[Items from a dataset]
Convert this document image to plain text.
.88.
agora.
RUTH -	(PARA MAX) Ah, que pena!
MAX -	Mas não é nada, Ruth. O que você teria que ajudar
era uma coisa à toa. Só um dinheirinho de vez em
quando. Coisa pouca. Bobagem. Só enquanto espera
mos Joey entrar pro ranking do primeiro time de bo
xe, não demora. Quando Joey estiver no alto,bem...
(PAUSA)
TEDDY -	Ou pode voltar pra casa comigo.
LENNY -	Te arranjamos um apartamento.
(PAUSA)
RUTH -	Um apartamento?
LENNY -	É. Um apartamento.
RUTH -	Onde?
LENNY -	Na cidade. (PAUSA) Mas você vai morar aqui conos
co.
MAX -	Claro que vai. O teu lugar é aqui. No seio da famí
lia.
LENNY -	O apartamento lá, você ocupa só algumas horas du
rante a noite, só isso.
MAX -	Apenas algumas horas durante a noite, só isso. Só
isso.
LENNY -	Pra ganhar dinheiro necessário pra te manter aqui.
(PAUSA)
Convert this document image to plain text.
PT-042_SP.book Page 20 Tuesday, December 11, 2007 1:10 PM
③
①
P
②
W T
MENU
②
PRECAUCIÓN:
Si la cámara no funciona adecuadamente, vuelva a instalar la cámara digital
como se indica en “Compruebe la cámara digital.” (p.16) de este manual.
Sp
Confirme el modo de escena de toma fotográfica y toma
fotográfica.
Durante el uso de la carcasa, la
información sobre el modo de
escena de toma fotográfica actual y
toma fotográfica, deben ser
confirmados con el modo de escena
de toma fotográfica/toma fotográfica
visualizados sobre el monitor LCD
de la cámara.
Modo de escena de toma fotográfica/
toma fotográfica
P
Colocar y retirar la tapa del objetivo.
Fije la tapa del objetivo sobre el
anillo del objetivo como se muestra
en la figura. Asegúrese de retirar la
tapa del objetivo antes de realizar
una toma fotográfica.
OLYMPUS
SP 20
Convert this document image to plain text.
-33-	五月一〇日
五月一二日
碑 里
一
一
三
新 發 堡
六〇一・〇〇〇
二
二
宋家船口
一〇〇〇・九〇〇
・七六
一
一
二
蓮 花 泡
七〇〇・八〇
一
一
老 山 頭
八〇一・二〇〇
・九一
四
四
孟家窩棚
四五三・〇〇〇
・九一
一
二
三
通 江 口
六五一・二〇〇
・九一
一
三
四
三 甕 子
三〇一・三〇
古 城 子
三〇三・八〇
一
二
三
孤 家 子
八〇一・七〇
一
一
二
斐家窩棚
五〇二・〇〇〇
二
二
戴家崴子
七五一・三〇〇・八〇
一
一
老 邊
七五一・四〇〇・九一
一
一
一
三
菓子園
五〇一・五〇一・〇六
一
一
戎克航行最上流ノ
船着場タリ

* [Short task]:
Repeat the data exactly. Leave nothing out.

* [Output for this exercise]:
Convert this document image to plain text.
.88.
agora.
RUTH -	(PARA MAX) Ah, que pena!
MAX -	Mas não é nada, Ruth. O que você teria que ajudar
era uma coisa à toa. Só um dinheirinho de vez em
quando. Coisa pouca. Bobagem. Só enquanto espera
mos Joey entrar pro ranking do primeiro time de bo
xe, não demora. Quando Joey estiver no alto,bem...
(PAUSA)
TEDDY -	Ou pode voltar pra casa comigo.
LENNY -	Te arranjamos um apartamento.
(PAUSA)
RUTH -	Um apartamento?
LENNY -	É. Um apartamento.
RUTH -	Onde?
LENNY -	Na cidade. (PAUSA) Mas você vai morar aqui conos
co.
MAX -	Claro que vai. O teu lugar é aqui. No seio da famí
lia.
LENNY -	O apartamento lá, você ocupa só algumas horas du
rante a noite, só isso.
MAX -	Apenas algumas horas durante a noite, só isso. Só
isso.
LENNY -	Pra ganhar dinheiro necessário pra te manter aqui.
(PAUSA)
Convert this document image to plain text.
PT-042_SP.book Page 20 Tuesday, December 11, 2007 1:10 PM
③
①
P
②
W T
MENU
②
PRECAUCIÓN:
Si la cámara no funciona adecuadamente, vuelva a instalar la cámara digital
como se indica en “Compruebe la cámara digital.” (p.16) de este manual.
Sp
Confirme el modo de escena de toma fotográfica y toma
fotográfica.
Durante el uso de la carcasa, la
información sobre el modo de
escena de toma fotográfica actual y
toma fotográfica, deben ser
confirmados con el modo de escena
de toma fotográfica/toma fotográfica
visualizados sobre el monitor LCD
de la cámara.
Modo de escena de toma fotográfica/
toma fotográfica
P
Colocar y retirar la tapa del objetivo.
Fije la tapa del objetivo sobre el
anillo del objetivo como se muestra
en la figura. Asegúrese de retirar la
tapa del objetivo antes de realizar
una toma fotográfica.
OLYMPUS
SP 20
Convert this document image to plain text.
-33-	五月一〇日
五月一二日
碑 里
一
一
三
新 發 堡
六〇一・〇〇〇
二
二
宋家船口
一〇〇〇・九〇〇
・七六
一
一
二
蓮 花 泡
七〇〇・八〇
一
一
老 山 頭
八〇一・二〇〇
・九一
四
四
孟家窩棚
四五三・〇〇〇
・九一
一
二
三
通 江 口
六五一・二〇〇
・九一
一
三
四
三 甕 子
三〇一・三〇
古 城 子
三〇三・八〇
一
二
三
孤 家 子
八〇一・七〇
一
一
二
斐家窩棚
五〇二・〇〇〇
二
二
戴家崴子
七五一・三〇〇・八〇
一
一
老 邊
七五一・四〇〇・九一
一
一
一
三
菓子園
五〇一・五〇一・〇六
一
一
戎克航行最上流ノ
船着場タリ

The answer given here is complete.